Data entries

[start]

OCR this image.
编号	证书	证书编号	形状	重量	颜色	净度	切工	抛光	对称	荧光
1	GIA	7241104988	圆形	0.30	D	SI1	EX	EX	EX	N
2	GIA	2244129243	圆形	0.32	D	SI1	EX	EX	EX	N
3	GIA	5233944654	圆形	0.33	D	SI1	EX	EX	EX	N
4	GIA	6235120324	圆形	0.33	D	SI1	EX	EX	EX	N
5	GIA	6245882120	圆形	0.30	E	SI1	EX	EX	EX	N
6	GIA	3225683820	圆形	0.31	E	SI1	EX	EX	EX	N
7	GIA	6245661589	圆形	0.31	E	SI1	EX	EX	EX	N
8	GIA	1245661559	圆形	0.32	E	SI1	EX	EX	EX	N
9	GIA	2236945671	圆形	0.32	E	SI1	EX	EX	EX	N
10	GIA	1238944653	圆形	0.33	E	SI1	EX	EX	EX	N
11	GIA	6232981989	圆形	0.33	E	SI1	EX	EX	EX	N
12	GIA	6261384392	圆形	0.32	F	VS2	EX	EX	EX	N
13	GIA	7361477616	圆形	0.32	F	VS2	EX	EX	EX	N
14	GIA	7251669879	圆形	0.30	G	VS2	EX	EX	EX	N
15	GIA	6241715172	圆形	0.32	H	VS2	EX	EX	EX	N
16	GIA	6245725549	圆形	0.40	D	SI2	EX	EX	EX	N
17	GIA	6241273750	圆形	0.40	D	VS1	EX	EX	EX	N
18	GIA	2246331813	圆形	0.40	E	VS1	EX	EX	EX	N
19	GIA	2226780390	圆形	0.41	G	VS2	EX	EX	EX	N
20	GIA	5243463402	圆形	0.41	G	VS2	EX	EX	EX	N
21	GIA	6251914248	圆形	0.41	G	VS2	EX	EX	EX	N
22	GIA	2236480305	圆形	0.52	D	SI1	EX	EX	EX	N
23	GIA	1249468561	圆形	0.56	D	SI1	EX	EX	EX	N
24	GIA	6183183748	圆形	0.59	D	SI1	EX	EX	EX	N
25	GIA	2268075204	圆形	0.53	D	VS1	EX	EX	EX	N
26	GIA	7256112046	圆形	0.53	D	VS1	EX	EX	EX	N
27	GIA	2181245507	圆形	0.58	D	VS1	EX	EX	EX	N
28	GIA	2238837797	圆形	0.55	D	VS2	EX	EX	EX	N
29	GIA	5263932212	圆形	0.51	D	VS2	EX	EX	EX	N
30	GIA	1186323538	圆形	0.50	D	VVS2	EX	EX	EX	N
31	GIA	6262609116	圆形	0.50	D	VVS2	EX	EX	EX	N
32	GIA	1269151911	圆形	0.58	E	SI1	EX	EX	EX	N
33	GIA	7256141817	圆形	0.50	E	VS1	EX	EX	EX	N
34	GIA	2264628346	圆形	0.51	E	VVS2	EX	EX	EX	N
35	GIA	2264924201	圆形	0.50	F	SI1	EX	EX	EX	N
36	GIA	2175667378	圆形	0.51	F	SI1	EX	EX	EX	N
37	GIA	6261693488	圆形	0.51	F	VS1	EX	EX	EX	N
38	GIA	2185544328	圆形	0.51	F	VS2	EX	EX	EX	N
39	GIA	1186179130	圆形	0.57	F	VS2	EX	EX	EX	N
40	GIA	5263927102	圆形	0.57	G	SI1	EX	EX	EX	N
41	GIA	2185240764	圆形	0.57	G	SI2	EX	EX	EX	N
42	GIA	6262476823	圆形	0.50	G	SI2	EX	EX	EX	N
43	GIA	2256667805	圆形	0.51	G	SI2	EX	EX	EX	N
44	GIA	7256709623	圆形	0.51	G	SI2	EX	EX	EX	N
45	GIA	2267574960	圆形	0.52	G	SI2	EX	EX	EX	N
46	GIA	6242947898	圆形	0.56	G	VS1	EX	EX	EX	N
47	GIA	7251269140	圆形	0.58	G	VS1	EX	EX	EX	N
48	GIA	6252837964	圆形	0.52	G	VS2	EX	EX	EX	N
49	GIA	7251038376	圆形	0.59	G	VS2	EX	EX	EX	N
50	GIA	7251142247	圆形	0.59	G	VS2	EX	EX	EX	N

[end]

- [Job]:
Set down all of the records shown above once more, exactly.

- [Result of this task]:
OCR this image.
编号	证书	证书编号	形状	重量	颜色	净度	切工	抛光	对称	荧光
1	GIA	7241104988	圆形	0.30	D	SI1	EX	EX	EX	N
2	GIA	2244129243	圆形	0.32	D	SI1	EX	EX	EX	N
3	GIA	5233944654	圆形	0.33	D	SI1	EX	EX	EX	N
4	GIA	6235120324	圆形	0.33	D	SI1	EX	EX	EX	N
5	GIA	6245882120	圆形	0.30	E	SI1	EX	EX	EX	N
6	GIA	3225683820	圆形	0.31	E	SI1	EX	EX	EX	N
7	GIA	6245661589	圆形	0.31	E	SI1	EX	EX	EX	N
8	GIA	1245661559	圆形	0.32	E	SI1	EX	EX	EX	N
9	GIA	2236945671	圆形	0.32	E	SI1	EX	EX	EX	N
10	GIA	1238944653	圆形	0.33	E	SI1	EX	EX	EX	N
11	GIA	6232981989	圆形	0.33	E	SI1	EX	EX	EX	N
12	GIA	6261384392	圆形	0.32	F	VS2	EX	EX	EX	N
13	GIA	7361477616	圆形	0.32	F	VS2	EX	EX	EX	N
14	GIA	7251669879	圆形	0.30	G	VS2	EX	EX	EX	N
15	GIA	6241715172	圆形	0.32	H	VS2	EX	EX	EX	N
16	GIA	6245725549	圆形	0.40	D	SI2	EX	EX	EX	N
17	GIA	6241273750	圆形	0.40	D	VS1	EX	EX	EX	N
18	GIA	2246331813	圆形	0.40	E	VS1	EX	EX	EX	N
19	GIA	2226780390	圆形	0.41	G	VS2	EX	EX	EX	N
20	GIA	5243463402	圆形	0.41	G	VS2	EX	EX	EX	N
21	GIA	6251914248	圆形	0.41	G	VS2	EX	EX	EX	N
22	GIA	2236480305	圆形	0.52	D	SI1	EX	EX	EX	N
23	GIA	1249468561	圆形	0.56	D	SI1	EX	EX	EX	N
24	GIA	6183183748	圆形	0.59	D	SI1	EX	EX	EX	N
25	GIA	2268075204	圆形	0.53	D	VS1	EX	EX	EX	N
26	GIA	7256112046	圆形	0.53	D	VS1	EX	EX	EX	N
27	GIA	2181245507	圆形	0.58	D	VS1	EX	EX	EX	N
28	GIA	2238837797	圆形	0.55	D	VS2	EX	EX	EX	N
29	GIA	5263932212	圆形	0.51	D	VS2	EX	EX	EX	N
30	GIA	1186323538	圆形	0.50	D	VVS2	EX	EX	EX	N
31	GIA	6262609116	圆形	0.50	D	VVS2	EX	EX	EX	N
32	GIA	1269151911	圆形	0.58	E	SI1	EX	EX	EX	N
33	GIA	7256141817	圆形	0.50	E	VS1	EX	EX	EX	N
34	GIA	2264628346	圆形	0.51	E	VVS2	EX	EX	EX	N
35	GIA	2264924201	圆形	0.50	F	SI1	EX	EX	EX	N
36	GIA	2175667378	圆形	0.51	F	SI1	EX	EX	EX	N
37	GIA	6261693488	圆形	0.51	F	VS1	EX	EX	EX	N
38	GIA	2185544328	圆形	0.51	F	VS2	EX	EX	EX	N
39	GIA	1186179130	圆形	0.57	F	VS2	EX	EX	EX	N
40	GIA	5263927102	圆形	0.57	G	SI1	EX	EX	EX	N
41	GIA	2185240764	圆形	0.57	G	SI2	EX	EX	EX	N
42	GIA	6262476823	圆形	0.50	G	SI2	EX	EX	EX	N
43	GIA	2256667805	圆形	0.51	G	SI2	EX	EX	EX	N
44	GIA	7256709623	圆形	0.51	G	SI2	EX	EX	EX	N
45	GIA	2267574960	圆形	0.52	G	SI2	EX	EX	EX	N
46	GIA	6242947898	圆形	0.56	G	VS1	EX	EX	EX	N
47	GIA	7251269140	圆形	0.58	G	VS1	EX	EX	EX	N
48	GIA	6252837964	圆形	0.52	G	VS2	EX	EX	EX	N
49	GIA	7251038376	圆形	0.59	G	VS2	EX	EX	EX	N
50	GIA	7251142247	圆形	0.59	G	VS2	EX	EX	EX	N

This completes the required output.